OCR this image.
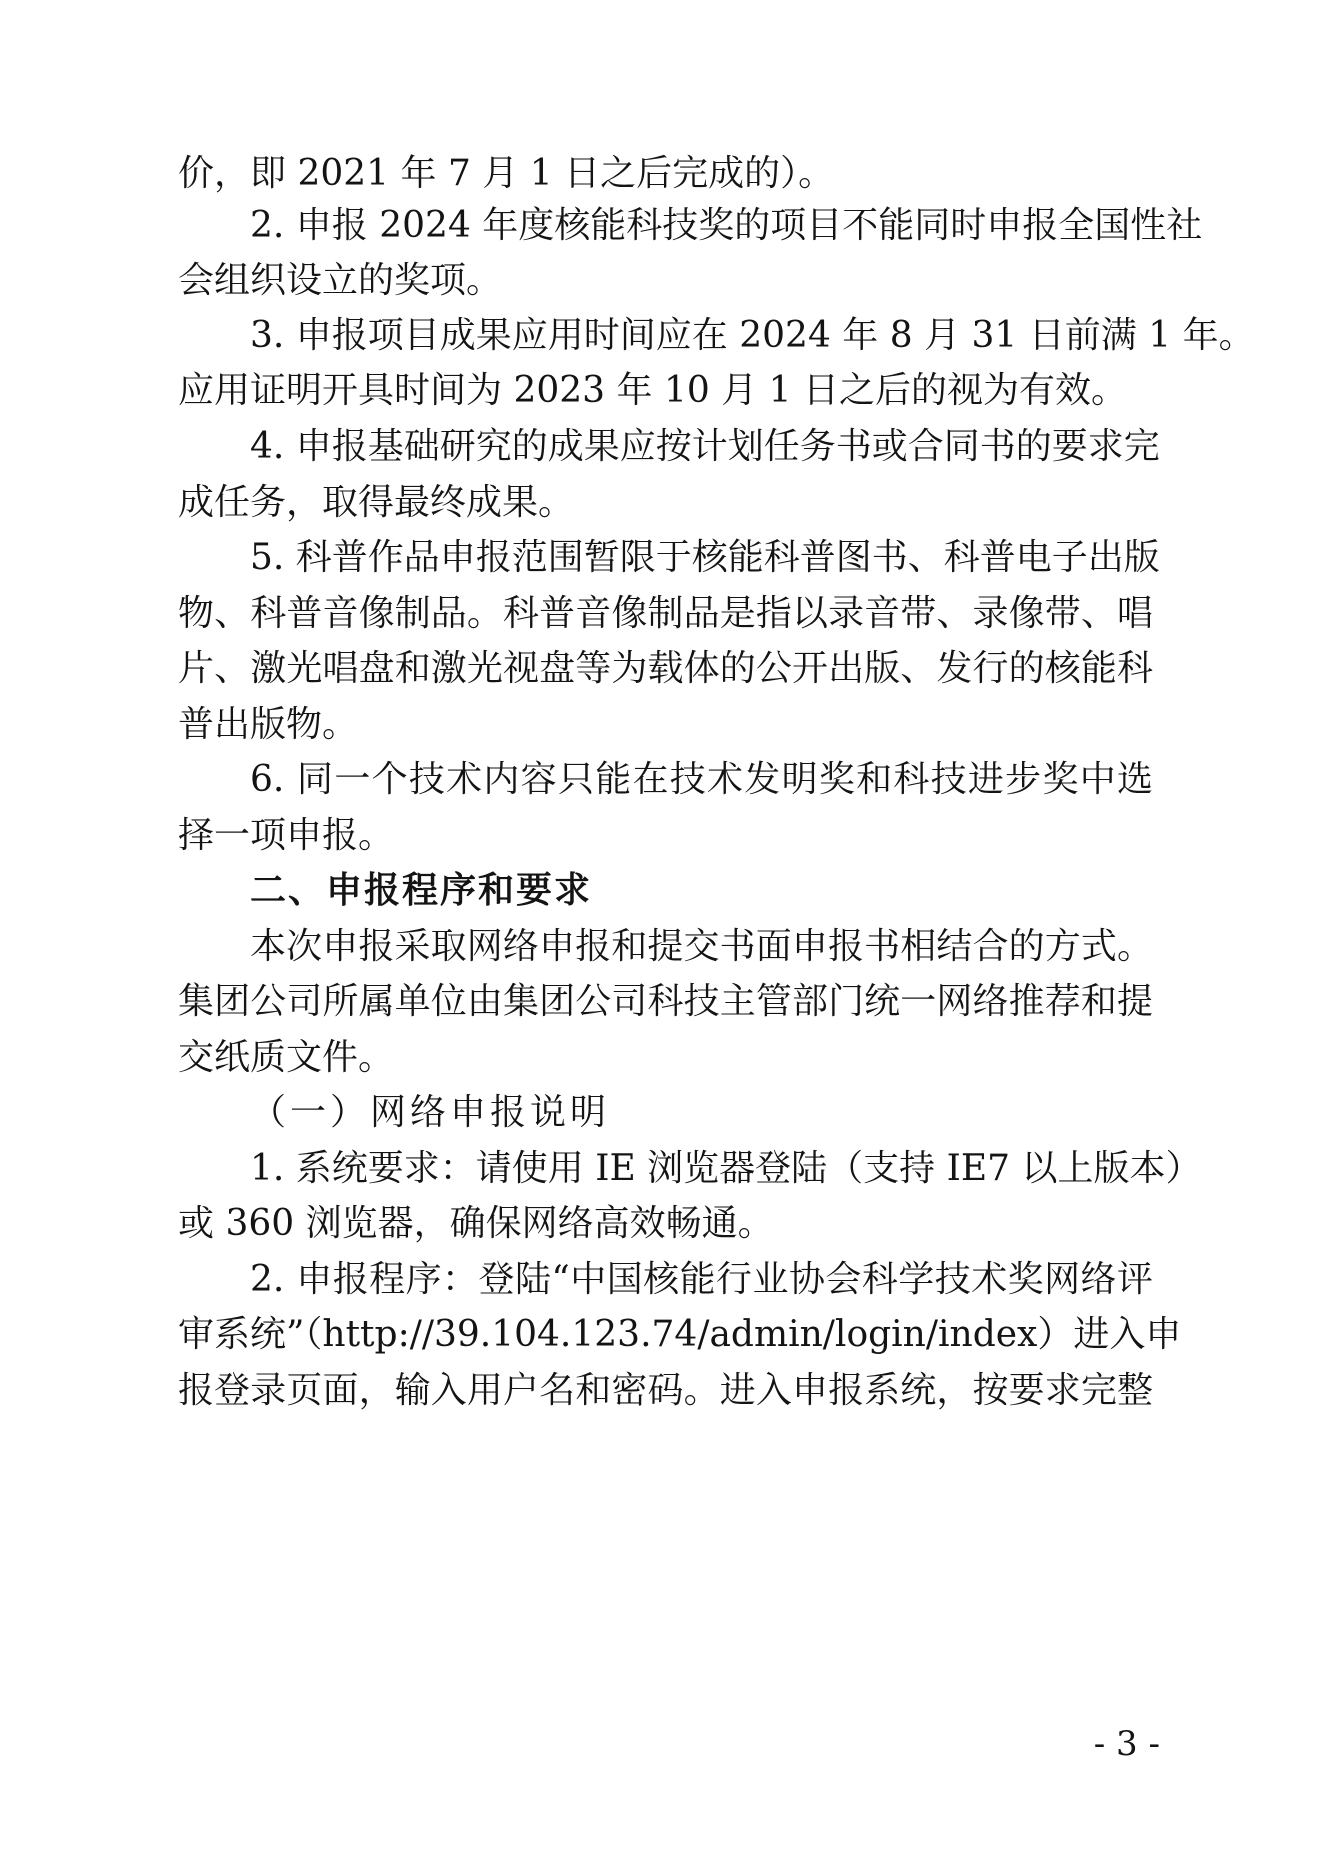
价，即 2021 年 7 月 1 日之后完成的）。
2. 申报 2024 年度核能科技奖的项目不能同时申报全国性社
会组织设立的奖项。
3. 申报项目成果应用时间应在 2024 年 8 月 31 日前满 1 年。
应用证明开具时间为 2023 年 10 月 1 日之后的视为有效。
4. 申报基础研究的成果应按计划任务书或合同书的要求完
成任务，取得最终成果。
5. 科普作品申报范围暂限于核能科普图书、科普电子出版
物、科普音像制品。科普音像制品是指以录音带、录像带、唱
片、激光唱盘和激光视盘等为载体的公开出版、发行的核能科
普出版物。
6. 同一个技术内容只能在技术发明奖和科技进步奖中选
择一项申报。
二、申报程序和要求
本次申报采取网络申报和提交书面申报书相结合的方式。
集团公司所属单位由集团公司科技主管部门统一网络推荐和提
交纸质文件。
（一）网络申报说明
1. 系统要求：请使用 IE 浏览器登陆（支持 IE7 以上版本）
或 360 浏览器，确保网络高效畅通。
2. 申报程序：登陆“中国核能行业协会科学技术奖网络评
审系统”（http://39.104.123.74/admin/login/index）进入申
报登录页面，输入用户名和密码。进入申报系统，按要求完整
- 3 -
※ ※ ※
▶ REQUIRED TASK: An exact transcription of all the entries is required, without the pictures.

▶ WRITTEN RESPONSE:
OCR this image.
价，即 2021 年 7 月 1 日之后完成的）。
2. 申报 2024 年度核能科技奖的项目不能同时申报全国性社
会组织设立的奖项。
3. 申报项目成果应用时间应在 2024 年 8 月 31 日前满 1 年。
应用证明开具时间为 2023 年 10 月 1 日之后的视为有效。
4. 申报基础研究的成果应按计划任务书或合同书的要求完
成任务，取得最终成果。
5. 科普作品申报范围暂限于核能科普图书、科普电子出版
物、科普音像制品。科普音像制品是指以录音带、录像带、唱
片、激光唱盘和激光视盘等为载体的公开出版、发行的核能科
普出版物。
6. 同一个技术内容只能在技术发明奖和科技进步奖中选
择一项申报。
二、申报程序和要求
本次申报采取网络申报和提交书面申报书相结合的方式。
集团公司所属单位由集团公司科技主管部门统一网络推荐和提
交纸质文件。
（一）网络申报说明
1. 系统要求：请使用 IE 浏览器登陆（支持 IE7 以上版本）
或 360 浏览器，确保网络高效畅通。
2. 申报程序：登陆“中国核能行业协会科学技术奖网络评
审系统”（http://39.104.123.74/admin/login/index）进入申
报登录页面，输入用户名和密码。进入申报系统，按要求完整
- 3 -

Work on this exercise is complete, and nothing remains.